### Extract
________________________________________

Re: 1" headset threading, help me clear up the mess in my head

Post by DiTBho »

Brucey wrote: 15 May 2024, 4:59pm if you look on the 'cyclebasket' website it shows what I think is tange-seiki's interpretation of the ISO 1" headset standard. It clearly says 30.0 mm for the cups.
Yup, seen here, and it made confused because EC30 should have 30.2mm for the cup as "measured diamester" on the cup.

According to the above table, there are "interpretation", and Tange's one reports 30.0mm, which is different from what Sheldom reports, and here there is a lot of confusion and contradiction.

EC30 should be ISO to avoid interpretation, but then from company to company ISO has interpretations?!?
W___T___F___?___!___?
Brucey wrote: 15 May 2024, 4:59pm Any time I have a headset that is a slack fit, the epoxy resin comes out. In fact I think all headsets should be a sliding fit or worse, then bonded into place using adhesive. This way the headset can always be fitted without stress (or preload if required).
I've always wondered:
  • how to remove the headset fixed with resin in that case? With what chemical product and mechanical process?
  • why not use the same technology with which the bottom bracket is made, i.e. thread the inside of the headtube both above and below, and both the cups of the headset? In this way no interference would be needed, and disassembly would be much more practical.
  • why not use a temperature gap of 50 degrees and exploit the thermal expansion of metals? e.g. placing both the cups in the freezer at -10C, and heating the head tube to 40 degrees with a heater. This way you wouldn't need tons of pressure for the press. The cups would fit almost as if there wasn't even interference, and once at room temperature they would be fixed.
DiTBho
Posts: 39
Joined: 27 Aug 2023, 4:33pm

Re: 1" headset threading, help me clear up the mess in my head

Post by DiTBho »

________________________________________

### Records provided
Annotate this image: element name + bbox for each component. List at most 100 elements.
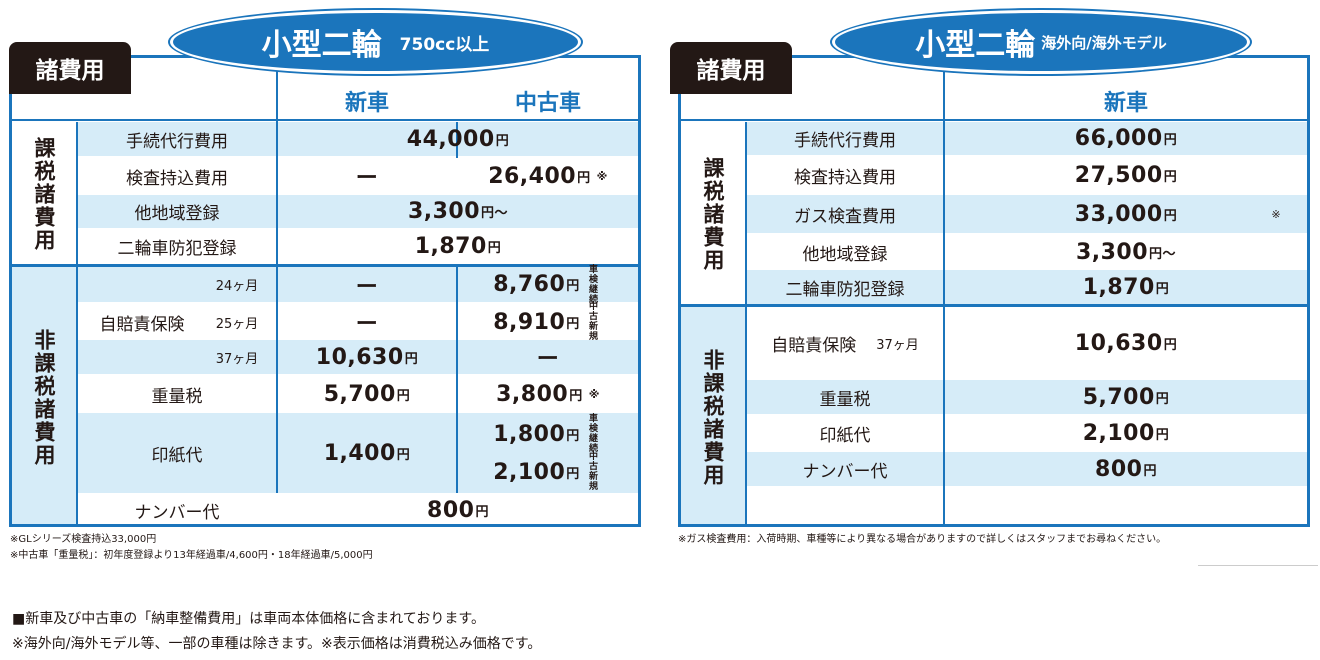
- price-insurance-37-new: 10,630 円: [278, 340, 456, 374]
- title-sub: 750cc以上: [399, 34, 490, 55]
- band-group: [681, 307, 745, 524]
- band-row: [745, 452, 1307, 486]
- row-label-stamp: 印紙代: [819, 425, 871, 446]
- yen-unit: 円〜: [481, 206, 509, 221]
- divider: [943, 58, 945, 524]
- yen-unit: 円〜: [1149, 246, 1177, 262]
- row-label-weight-tax: 重量税: [819, 389, 871, 410]
- price-value: 8,760: [493, 272, 566, 297]
- row-label-insurance: 自賠責保険 37ヶ月: [747, 310, 943, 376]
- divider: [12, 119, 638, 121]
- yen-unit: 円: [566, 316, 580, 332]
- price-plate: 800 円: [278, 493, 638, 524]
- price-value: 800: [427, 497, 475, 523]
- row-label-procedure: 手続代行費用: [794, 131, 896, 151]
- price-stamp-used-renewal: 1,800 円車検継続: [458, 414, 638, 454]
- price-stamp-new: 1,400 円: [278, 413, 456, 493]
- yen-unit: 円: [1163, 337, 1178, 353]
- price-insurance-24-new: ー: [355, 274, 379, 300]
- band-group: [12, 267, 76, 524]
- row-label-theft-registration: 二輪車防犯登録: [785, 279, 905, 300]
- price-value: 5,700: [1082, 384, 1155, 410]
- group-nontaxable: 非課税諸費用: [32, 329, 56, 467]
- band-row: [76, 413, 638, 493]
- row-label-insurance: 自賠責保険: [99, 314, 185, 335]
- price-value: 3,300: [1075, 239, 1149, 265]
- yen-unit: 円: [1163, 133, 1178, 148]
- col-header-new: 新車: [1103, 91, 1148, 116]
- yen-unit: 円: [475, 504, 489, 520]
- price-value: 44,000: [406, 126, 495, 152]
- price-value: 2,100: [493, 459, 566, 485]
- price-procedure: 44,000 円: [278, 122, 638, 156]
- price-weight-tax-used: 3,800 円 ※: [458, 376, 638, 412]
- asterisk-mark: ※: [1271, 207, 1281, 221]
- yen-unit: 円: [566, 279, 580, 294]
- note-used-new: 中古新規: [589, 302, 599, 342]
- price-weight-tax-new: 5,700 円: [278, 376, 456, 412]
- price-plate: 800 円: [945, 452, 1307, 486]
- price-insurance-24-used: 8,760 円車検継続: [458, 265, 638, 305]
- divider: [276, 58, 278, 493]
- left-fee-table: 新車 中古車 課税諸費用 非課税諸費用 手続代行費用 44,000 円 検査持込費…: [9, 55, 641, 527]
- group-nontaxable: 非課税諸費用: [701, 349, 725, 487]
- note-renewal: 車検継続: [589, 414, 599, 454]
- group-taxable: 課税諸費用: [32, 136, 56, 252]
- insurance-term-25: 25ヶ月: [215, 316, 259, 332]
- yen-unit: 円: [1155, 391, 1170, 407]
- price-other-region: 3,300 円〜: [278, 195, 638, 228]
- yen-unit: 円: [1163, 169, 1178, 185]
- yen-unit: 円: [577, 170, 591, 186]
- band-row: [745, 270, 1307, 304]
- left-tab-fees: 諸費用: [9, 42, 131, 94]
- yen-unit: 円: [566, 466, 580, 482]
- price-stamp: 2,100 円: [945, 416, 1307, 450]
- band-row: [745, 380, 1307, 414]
- price-value: 3,800: [496, 381, 569, 407]
- divider: [681, 304, 1307, 307]
- price-inspection-new: ー: [355, 166, 379, 191]
- divider: [456, 266, 458, 493]
- col-header-used: 中古車: [514, 91, 581, 116]
- price-value: 10,630: [1074, 330, 1163, 356]
- yen-unit: 円: [495, 133, 510, 149]
- band-row: [76, 122, 638, 156]
- col-header-new: 新車: [344, 91, 389, 116]
- asterisk-mark: ※: [596, 169, 608, 183]
- yen-unit: 円: [396, 447, 411, 463]
- price-weight-tax: 5,700 円: [945, 380, 1307, 414]
- divider: [12, 264, 638, 267]
- insurance-term-24: 24ヶ月: [215, 279, 259, 294]
- row-label-weight-tax: 重量税: [151, 386, 203, 407]
- title-main: 小型二輪: [261, 28, 382, 63]
- right-footnote: ※ガス検査費用：入荷時期、車種等により異なる場合がありますので詳しくはスタッフま…: [678, 534, 1167, 545]
- yen-unit: 円: [1155, 281, 1170, 297]
- yen-unit: 円: [569, 388, 583, 404]
- insurance-term-37: 37ヶ月: [876, 337, 919, 353]
- divider: [456, 122, 458, 158]
- price-value: 1,400: [323, 440, 396, 466]
- left-title-badge: 小型二輪 750cc以上: [170, 10, 581, 74]
- title-main: 小型二輪: [915, 28, 1036, 63]
- price-value: 1,800: [493, 421, 566, 447]
- divider: [745, 122, 747, 524]
- row-label-theft-registration: 二輪車防犯登録: [117, 238, 237, 259]
- right-fee-table: 新車 課税諸費用 非課税諸費用 手続代行費用 66,000 円 検査持込費用 27…: [678, 55, 1310, 527]
- price-inspection-used: 26,400 円 ※: [458, 158, 638, 194]
- price-value: 5,700: [323, 381, 396, 407]
- bottom-note-1: ■新車及び中古車の「納車整備費用」は車両本体価格に含まれております。: [12, 611, 485, 627]
- group-taxable: 課税諸費用: [701, 156, 725, 272]
- price-insurance-25-used: 8,910 円中古新規: [458, 302, 638, 342]
- yen-unit: 円: [1163, 208, 1178, 224]
- row-label-other-region: 他地域登録: [134, 204, 220, 224]
- right-tab-fees: 諸費用: [670, 42, 792, 94]
- left-footnote-1: ※GLシリーズ検査持込33,000円: [10, 534, 157, 545]
- row-label-inspection: 検査持込費用: [126, 168, 228, 189]
- price-value: 26,400: [488, 163, 577, 189]
- row-label-inspection: 検査持込費用: [794, 167, 896, 188]
- yen-unit: 円: [396, 388, 411, 404]
- price-theft-registration: 1,870 円: [278, 228, 638, 264]
- price-value: 800: [1095, 456, 1143, 482]
- divider: [681, 119, 1307, 121]
- price-value: 66,000: [1074, 126, 1163, 151]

________________________________________

### Exercise objective
List every temperature figure that appears in the headset forum post, noting what each one refers to.

### Task solution
- 50 degrees: the temperature gap proposed to exploit thermal expansion
- -10C: the freezer temperature for both cups
- 40 degrees: the temperature the head tube would be heated to with a heater